(Dataset excerpt)

# # # # # # #

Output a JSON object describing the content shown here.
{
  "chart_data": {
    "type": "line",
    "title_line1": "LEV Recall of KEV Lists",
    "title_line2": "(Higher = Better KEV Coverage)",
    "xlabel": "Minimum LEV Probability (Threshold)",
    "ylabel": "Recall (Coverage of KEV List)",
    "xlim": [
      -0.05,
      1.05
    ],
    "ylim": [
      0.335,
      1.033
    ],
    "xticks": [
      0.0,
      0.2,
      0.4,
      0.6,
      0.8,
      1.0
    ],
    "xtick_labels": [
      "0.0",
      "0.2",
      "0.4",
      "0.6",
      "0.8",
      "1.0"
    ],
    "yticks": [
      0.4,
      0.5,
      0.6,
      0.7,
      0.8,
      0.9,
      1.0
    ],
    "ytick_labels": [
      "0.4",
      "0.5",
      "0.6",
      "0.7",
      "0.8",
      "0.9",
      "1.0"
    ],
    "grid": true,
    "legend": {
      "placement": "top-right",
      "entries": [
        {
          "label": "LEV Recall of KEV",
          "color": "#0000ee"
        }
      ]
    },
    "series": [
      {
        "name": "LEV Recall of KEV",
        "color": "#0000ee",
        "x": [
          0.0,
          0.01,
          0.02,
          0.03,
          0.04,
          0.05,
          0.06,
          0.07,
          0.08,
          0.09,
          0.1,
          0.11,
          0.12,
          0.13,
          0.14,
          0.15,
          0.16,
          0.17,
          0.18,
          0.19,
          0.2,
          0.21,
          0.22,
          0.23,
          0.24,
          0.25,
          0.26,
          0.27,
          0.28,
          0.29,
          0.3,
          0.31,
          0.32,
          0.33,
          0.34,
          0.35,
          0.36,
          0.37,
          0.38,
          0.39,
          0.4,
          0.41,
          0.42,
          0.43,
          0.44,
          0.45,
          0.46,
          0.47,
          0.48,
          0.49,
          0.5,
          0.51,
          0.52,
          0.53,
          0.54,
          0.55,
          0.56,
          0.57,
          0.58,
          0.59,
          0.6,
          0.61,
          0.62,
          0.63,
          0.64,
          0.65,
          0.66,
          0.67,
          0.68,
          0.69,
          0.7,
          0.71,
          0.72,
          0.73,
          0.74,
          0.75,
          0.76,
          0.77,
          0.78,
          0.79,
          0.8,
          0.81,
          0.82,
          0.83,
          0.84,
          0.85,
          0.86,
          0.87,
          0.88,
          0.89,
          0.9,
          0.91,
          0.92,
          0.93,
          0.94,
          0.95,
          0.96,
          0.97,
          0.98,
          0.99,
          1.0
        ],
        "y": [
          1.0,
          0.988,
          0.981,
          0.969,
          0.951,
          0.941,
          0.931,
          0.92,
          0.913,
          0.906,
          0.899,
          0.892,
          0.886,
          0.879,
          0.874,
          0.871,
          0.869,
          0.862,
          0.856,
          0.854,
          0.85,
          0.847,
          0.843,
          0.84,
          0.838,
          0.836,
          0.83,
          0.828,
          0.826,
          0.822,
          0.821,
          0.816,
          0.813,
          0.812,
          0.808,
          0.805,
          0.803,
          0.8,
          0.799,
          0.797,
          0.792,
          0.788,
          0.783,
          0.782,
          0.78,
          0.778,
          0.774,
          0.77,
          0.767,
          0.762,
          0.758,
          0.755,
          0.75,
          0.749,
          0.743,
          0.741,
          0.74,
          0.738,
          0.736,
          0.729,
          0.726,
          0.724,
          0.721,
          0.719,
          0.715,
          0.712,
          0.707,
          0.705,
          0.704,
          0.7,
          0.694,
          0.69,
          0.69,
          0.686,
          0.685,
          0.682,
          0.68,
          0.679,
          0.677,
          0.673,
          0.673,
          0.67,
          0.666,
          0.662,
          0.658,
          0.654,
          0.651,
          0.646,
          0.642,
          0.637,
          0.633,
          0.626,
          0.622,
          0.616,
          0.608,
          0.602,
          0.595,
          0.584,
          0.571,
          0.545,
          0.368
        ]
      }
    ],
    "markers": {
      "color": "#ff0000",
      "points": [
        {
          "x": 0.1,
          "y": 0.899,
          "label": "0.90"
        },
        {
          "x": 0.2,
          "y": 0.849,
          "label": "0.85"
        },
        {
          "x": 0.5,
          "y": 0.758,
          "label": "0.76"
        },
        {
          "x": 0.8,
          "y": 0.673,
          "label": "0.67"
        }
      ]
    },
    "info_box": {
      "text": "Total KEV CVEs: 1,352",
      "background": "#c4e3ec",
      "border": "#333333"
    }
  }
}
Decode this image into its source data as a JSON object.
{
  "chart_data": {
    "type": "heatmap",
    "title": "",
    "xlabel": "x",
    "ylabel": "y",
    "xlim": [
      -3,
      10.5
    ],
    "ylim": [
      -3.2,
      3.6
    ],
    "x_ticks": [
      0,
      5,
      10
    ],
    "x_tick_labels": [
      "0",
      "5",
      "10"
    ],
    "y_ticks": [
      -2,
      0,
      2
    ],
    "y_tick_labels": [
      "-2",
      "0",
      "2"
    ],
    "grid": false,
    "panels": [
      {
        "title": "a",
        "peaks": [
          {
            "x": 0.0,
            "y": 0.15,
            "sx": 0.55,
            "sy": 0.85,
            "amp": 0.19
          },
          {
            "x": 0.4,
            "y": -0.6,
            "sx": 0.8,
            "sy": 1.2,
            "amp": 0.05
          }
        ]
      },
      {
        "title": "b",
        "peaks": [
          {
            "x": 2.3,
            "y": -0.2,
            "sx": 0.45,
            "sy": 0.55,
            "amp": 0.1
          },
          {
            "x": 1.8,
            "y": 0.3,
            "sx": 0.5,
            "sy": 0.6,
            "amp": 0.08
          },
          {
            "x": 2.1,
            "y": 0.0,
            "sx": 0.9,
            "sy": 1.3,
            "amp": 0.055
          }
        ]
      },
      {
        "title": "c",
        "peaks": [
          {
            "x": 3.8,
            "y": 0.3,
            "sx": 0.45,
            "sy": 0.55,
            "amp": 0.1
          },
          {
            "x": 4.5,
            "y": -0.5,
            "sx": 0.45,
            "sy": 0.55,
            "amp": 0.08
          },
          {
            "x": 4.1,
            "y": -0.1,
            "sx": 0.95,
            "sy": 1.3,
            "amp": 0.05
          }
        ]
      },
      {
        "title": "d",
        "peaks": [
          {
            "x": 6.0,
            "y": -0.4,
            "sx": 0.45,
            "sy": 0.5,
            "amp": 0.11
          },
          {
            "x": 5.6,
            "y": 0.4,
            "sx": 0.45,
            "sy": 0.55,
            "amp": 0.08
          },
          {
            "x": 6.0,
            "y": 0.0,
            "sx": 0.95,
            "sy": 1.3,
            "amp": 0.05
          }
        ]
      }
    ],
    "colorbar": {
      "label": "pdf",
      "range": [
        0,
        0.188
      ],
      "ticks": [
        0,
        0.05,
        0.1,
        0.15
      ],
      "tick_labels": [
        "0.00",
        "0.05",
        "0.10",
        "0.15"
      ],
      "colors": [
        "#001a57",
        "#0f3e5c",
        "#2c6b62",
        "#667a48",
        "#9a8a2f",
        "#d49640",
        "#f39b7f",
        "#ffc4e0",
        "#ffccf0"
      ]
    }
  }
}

# # # # # # #

▶ THE EXERCISE: Reproduce each entry from the records above, character for character.

▶ ANSWER TO THE EXERCISE:
Output a JSON object describing the content shown here.
{
  "chart_data": {
    "type": "line",
    "title_line1": "LEV Recall of KEV Lists",
    "title_line2": "(Higher = Better KEV Coverage)",
    "xlabel": "Minimum LEV Probability (Threshold)",
    "ylabel": "Recall (Coverage of KEV List)",
    "xlim": [
      -0.05,
      1.05
    ],
    "ylim": [
      0.335,
      1.033
    ],
    "xticks": [
      0.0,
      0.2,
      0.4,
      0.6,
      0.8,
      1.0
    ],
    "xtick_labels": [
      "0.0",
      "0.2",
      "0.4",
      "0.6",
      "0.8",
      "1.0"
    ],
    "yticks": [
      0.4,
      0.5,
      0.6,
      0.7,
      0.8,
      0.9,
      1.0
    ],
    "ytick_labels": [
      "0.4",
      "0.5",
      "0.6",
      "0.7",
      "0.8",
      "0.9",
      "1.0"
    ],
    "grid": true,
    "legend": {
      "placement": "top-right",
      "entries": [
        {
          "label": "LEV Recall of KEV",
          "color": "#0000ee"
        }
      ]
    },
    "series": [
      {
        "name": "LEV Recall of KEV",
        "color": "#0000ee",
        "x": [
          0.0,
          0.01,
          0.02,
          0.03,
          0.04,
          0.05,
          0.06,
          0.07,
          0.08,
          0.09,
          0.1,
          0.11,
          0.12,
          0.13,
          0.14,
          0.15,
          0.16,
          0.17,
          0.18,
          0.19,
          0.2,
          0.21,
          0.22,
          0.23,
          0.24,
          0.25,
          0.26,
          0.27,
          0.28,
          0.29,
          0.3,
          0.31,
          0.32,
          0.33,
          0.34,
          0.35,
          0.36,
          0.37,
          0.38,
          0.39,
          0.4,
          0.41,
          0.42,
          0.43,
          0.44,
          0.45,
          0.46,
          0.47,
          0.48,
          0.49,
          0.5,
          0.51,
          0.52,
          0.53,
          0.54,
          0.55,
          0.56,
          0.57,
          0.58,
          0.59,
          0.6,
          0.61,
          0.62,
          0.63,
          0.64,
          0.65,
          0.66,
          0.67,
          0.68,
          0.69,
          0.7,
          0.71,
          0.72,
          0.73,
          0.74,
          0.75,
          0.76,
          0.77,
          0.78,
          0.79,
          0.8,
          0.81,
          0.82,
          0.83,
          0.84,
          0.85,
          0.86,
          0.87,
          0.88,
          0.89,
          0.9,
          0.91,
          0.92,
          0.93,
          0.94,
          0.95,
          0.96,
          0.97,
          0.98,
          0.99,
          1.0
        ],
        "y": [
          1.0,
          0.988,
          0.981,
          0.969,
          0.951,
          0.941,
          0.931,
          0.92,
          0.913,
          0.906,
          0.899,
          0.892,
          0.886,
          0.879,
          0.874,
          0.871,
          0.869,
          0.862,
          0.856,
          0.854,
          0.85,
          0.847,
          0.843,
          0.84,
          0.838,
          0.836,
          0.83,
          0.828,
          0.826,
          0.822,
          0.821,
          0.816,
          0.813,
          0.812,
          0.808,
          0.805,
          0.803,
          0.8,
          0.799,
          0.797,
          0.792,
          0.788,
          0.783,
          0.782,
          0.78,
          0.778,
          0.774,
          0.77,
          0.767,
          0.762,
          0.758,
          0.755,
          0.75,
          0.749,
          0.743,
          0.741,
          0.74,
          0.738,
          0.736,
          0.729,
          0.726,
          0.724,
          0.721,
          0.719,
          0.715,
          0.712,
          0.707,
          0.705,
          0.704,
          0.7,
          0.694,
          0.69,
          0.69,
          0.686,
          0.685,
          0.682,
          0.68,
          0.679,
          0.677,
          0.673,
          0.673,
          0.67,
          0.666,
          0.662,
          0.658,
          0.654,
          0.651,
          0.646,
          0.642,
          0.637,
          0.633,
          0.626,
          0.622,
          0.616,
          0.608,
          0.602,
          0.595,
          0.584,
          0.571,
          0.545,
          0.368
        ]
      }
    ],
    "markers": {
      "color": "#ff0000",
      "points": [
        {
          "x": 0.1,
          "y": 0.899,
          "label": "0.90"
        },
        {
          "x": 0.2,
          "y": 0.849,
          "label": "0.85"
        },
        {
          "x": 0.5,
          "y": 0.758,
          "label": "0.76"
        },
        {
          "x": 0.8,
          "y": 0.673,
          "label": "0.67"
        }
      ]
    },
    "info_box": {
      "text": "Total KEV CVEs: 1,352",
      "background": "#c4e3ec",
      "border": "#333333"
    }
  }
}
Decode this image into its source data as a JSON object.
{
  "chart_data": {
    "type": "heatmap",
    "title": "",
    "xlabel": "x",
    "ylabel": "y",
    "xlim": [
      -3,
      10.5
    ],
    "ylim": [
      -3.2,
      3.6
    ],
    "x_ticks": [
      0,
      5,
      10
    ],
    "x_tick_labels": [
      "0",
      "5",
      "10"
    ],
    "y_ticks": [
      -2,
      0,
      2
    ],
    "y_tick_labels": [
      "-2",
      "0",
      "2"
    ],
    "grid": false,
    "panels": [
      {
        "title": "a",
        "peaks": [
          {
            "x": 0.0,
            "y": 0.15,
            "sx": 0.55,
            "sy": 0.85,
            "amp": 0.19
          },
          {
            "x": 0.4,
            "y": -0.6,
            "sx": 0.8,
            "sy": 1.2,
            "amp": 0.05
          }
        ]
      },
      {
        "title": "b",
        "peaks": [
          {
            "x": 2.3,
            "y": -0.2,
            "sx": 0.45,
            "sy": 0.55,
            "amp": 0.1
          },
          {
            "x": 1.8,
            "y": 0.3,
            "sx": 0.5,
            "sy": 0.6,
            "amp": 0.08
          },
          {
            "x": 2.1,
            "y": 0.0,
            "sx": 0.9,
            "sy": 1.3,
            "amp": 0.055
          }
        ]
      },
      {
        "title": "c",
        "peaks": [
          {
            "x": 3.8,
            "y": 0.3,
            "sx": 0.45,
            "sy": 0.55,
            "amp": 0.1
          },
          {
            "x": 4.5,
            "y": -0.5,
            "sx": 0.45,
            "sy": 0.55,
            "amp": 0.08
          },
          {
            "x": 4.1,
            "y": -0.1,
            "sx": 0.95,
            "sy": 1.3,
            "amp": 0.05
          }
        ]
      },
      {
        "title": "d",
        "peaks": [
          {
            "x": 6.0,
            "y": -0.4,
            "sx": 0.45,
            "sy": 0.5,
            "amp": 0.11
          },
          {
            "x": 5.6,
            "y": 0.4,
            "sx": 0.45,
            "sy": 0.55,
            "amp": 0.08
          },
          {
            "x": 6.0,
            "y": 0.0,
            "sx": 0.95,
            "sy": 1.3,
            "amp": 0.05
          }
        ]
      }
    ],
    "colorbar": {
      "label": "pdf",
      "range": [
        0,
        0.188
      ],
      "ticks": [
        0,
        0.05,
        0.1,
        0.15
      ],
      "tick_labels": [
        "0.00",
        "0.05",
        "0.10",
        "0.15"
      ],
      "colors": [
        "#001a57",
        "#0f3e5c",
        "#2c6b62",
        "#667a48",
        "#9a8a2f",
        "#d49640",
        "#f39b7f",
        "#ffc4e0",
        "#ffccf0"
      ]
    }
  }
}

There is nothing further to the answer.